* _Extract to read_
----------------

LMU this Week

MISSION AND MINISTRY | Contemplation, meditation and introspection are valued pursuits at Loyola Marymount University. There is a twice-a-week group, led by Paul Humphreys, professor of music, to practice these spiritual explorations, and speakers on campus frequently explore these spiritual practices.

Renowned author and translator Bill Porter, who also publishes under the name Red Pine, shared his thoughts and experiences with faculty, students and the public during a three-event tour of LMU.

Porter visited campus on Wednesday, Oct.11, starting at the Center for Teaching Excellence, where faculty heard his thoughts about the intersections between Chinese wisdom texts and applications of contemplative pedagogy. Discussion turned at several points to methods of approaching translation not only across languages, but across hundreds and in some cases thousands of years. Porter’s next stop was at Theological Studies for an afternoon conversation with graduate and undergraduate students focusing on the Daodejing, among the most ancient of Chinese wisdom texts.

He finished his day at the William H. Hannon Library for a public talk, “Road to Heaven: The Chinese Hermit Tradition.” Drawing on published accounts of his extensive travel in the mountains of central China, Porter spoke to the ways of solitary contemplatives whose cultivation of virtue is a millennia-old tradition. The talk was preceded by a performance of traditional Chinese music by the Silk and Bamboo Project, directed Charlotte D’Evelyn, assistant professor of Asian and Pacific Studies.

----------------

* _Data records_
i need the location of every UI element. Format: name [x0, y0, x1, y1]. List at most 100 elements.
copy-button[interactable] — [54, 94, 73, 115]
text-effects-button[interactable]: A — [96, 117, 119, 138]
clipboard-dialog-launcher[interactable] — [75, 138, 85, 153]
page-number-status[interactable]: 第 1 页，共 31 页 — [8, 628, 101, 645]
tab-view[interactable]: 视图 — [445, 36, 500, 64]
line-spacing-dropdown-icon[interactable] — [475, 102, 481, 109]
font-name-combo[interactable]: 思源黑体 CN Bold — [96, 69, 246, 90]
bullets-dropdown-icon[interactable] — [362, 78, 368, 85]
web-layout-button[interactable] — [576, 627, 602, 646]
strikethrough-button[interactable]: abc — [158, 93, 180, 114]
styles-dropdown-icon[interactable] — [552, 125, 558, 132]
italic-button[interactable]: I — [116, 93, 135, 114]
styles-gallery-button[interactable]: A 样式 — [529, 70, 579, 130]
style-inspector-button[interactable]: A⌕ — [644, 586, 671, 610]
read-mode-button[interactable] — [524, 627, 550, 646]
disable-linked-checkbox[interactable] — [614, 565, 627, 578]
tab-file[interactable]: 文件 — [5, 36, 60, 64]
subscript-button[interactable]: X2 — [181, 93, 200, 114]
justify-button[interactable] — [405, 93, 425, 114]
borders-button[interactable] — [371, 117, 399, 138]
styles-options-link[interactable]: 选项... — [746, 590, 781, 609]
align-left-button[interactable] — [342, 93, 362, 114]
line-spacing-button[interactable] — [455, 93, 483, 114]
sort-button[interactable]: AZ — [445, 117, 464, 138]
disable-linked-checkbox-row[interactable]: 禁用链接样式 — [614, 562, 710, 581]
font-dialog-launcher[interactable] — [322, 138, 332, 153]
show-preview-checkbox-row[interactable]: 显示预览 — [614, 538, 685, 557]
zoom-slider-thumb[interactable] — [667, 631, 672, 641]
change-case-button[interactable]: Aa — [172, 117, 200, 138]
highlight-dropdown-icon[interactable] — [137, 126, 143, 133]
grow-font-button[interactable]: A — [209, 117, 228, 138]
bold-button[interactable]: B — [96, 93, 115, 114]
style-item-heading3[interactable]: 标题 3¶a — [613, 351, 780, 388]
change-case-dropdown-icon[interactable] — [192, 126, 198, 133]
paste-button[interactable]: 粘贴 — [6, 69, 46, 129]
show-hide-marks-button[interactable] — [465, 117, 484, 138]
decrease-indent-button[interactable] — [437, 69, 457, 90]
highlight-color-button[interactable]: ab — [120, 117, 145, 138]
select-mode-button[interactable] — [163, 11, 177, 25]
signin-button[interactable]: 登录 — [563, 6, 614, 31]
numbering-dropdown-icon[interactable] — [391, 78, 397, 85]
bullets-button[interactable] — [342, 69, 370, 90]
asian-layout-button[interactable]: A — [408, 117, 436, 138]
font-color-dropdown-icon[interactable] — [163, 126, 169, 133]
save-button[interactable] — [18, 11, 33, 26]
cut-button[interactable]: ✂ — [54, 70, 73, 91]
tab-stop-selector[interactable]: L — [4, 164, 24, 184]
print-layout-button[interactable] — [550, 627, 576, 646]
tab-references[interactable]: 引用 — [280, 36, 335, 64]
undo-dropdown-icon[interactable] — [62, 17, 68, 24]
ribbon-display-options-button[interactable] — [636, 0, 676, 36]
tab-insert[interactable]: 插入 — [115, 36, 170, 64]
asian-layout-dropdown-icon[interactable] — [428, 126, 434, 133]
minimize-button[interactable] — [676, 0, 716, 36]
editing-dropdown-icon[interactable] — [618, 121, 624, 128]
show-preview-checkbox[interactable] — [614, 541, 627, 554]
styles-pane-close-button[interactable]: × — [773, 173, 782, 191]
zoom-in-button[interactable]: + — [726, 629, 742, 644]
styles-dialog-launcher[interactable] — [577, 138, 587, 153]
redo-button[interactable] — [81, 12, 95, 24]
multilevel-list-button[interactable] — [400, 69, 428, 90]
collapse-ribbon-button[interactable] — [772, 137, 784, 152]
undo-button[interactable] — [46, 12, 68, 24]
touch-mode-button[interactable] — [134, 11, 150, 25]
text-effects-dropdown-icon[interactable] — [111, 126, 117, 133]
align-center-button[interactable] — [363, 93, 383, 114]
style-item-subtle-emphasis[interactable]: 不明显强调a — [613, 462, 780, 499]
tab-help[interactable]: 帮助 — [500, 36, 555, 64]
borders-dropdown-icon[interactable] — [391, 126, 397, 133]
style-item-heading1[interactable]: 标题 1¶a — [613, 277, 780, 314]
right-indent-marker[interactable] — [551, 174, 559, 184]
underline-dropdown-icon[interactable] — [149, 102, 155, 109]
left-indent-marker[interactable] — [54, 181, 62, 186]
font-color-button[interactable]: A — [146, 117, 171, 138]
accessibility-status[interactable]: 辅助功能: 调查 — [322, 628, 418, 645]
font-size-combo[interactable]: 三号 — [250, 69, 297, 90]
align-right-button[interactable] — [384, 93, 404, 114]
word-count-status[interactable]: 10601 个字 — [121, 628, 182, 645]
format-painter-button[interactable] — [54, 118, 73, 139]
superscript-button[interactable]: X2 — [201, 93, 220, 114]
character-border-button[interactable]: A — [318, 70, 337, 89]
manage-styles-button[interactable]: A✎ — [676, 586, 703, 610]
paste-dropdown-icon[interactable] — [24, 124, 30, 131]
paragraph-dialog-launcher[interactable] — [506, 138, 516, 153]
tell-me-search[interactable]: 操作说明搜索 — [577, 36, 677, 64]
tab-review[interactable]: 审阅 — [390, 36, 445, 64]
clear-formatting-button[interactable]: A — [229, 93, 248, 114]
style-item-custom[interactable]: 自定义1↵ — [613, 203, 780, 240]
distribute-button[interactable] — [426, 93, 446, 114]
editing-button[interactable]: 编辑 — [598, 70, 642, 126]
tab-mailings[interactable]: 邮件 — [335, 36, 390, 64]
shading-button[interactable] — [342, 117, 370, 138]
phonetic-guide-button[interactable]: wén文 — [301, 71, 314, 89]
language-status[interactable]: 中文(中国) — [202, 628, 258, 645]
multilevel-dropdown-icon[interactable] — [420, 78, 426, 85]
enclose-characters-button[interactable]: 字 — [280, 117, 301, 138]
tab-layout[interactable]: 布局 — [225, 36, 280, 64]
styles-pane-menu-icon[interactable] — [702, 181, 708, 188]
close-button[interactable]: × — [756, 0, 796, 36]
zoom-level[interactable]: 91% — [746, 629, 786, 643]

----------------

* _Problems to solve_
A - In the article on Bill Porter's visit to LMU, give the stretch from "LMU this Week" through "tour of LMU." again, replacing "twice-a-week" with "weekly".
B - According to the article on Bill Porter's visit to LMU, who directed the Silk and Bamboo Project?

* _Responses per task_
A -
LMU this Week

MISSION AND MINISTRY | Contemplation, meditation and introspection are valued pursuits at Loyola Marymount University. There is a weekly group, led by Paul Humphreys, professor of music, to practice these spiritual explorations, and speakers on campus frequently explore these spiritual practices.

Renowned author and translator Bill Porter, who also publishes under the name Red Pine, shared his thoughts and experiences with faculty, students and the public during a three-event tour of LMU.

B - Charlotte D'Evelyn, assistant professor of Asian and Pacific Studies.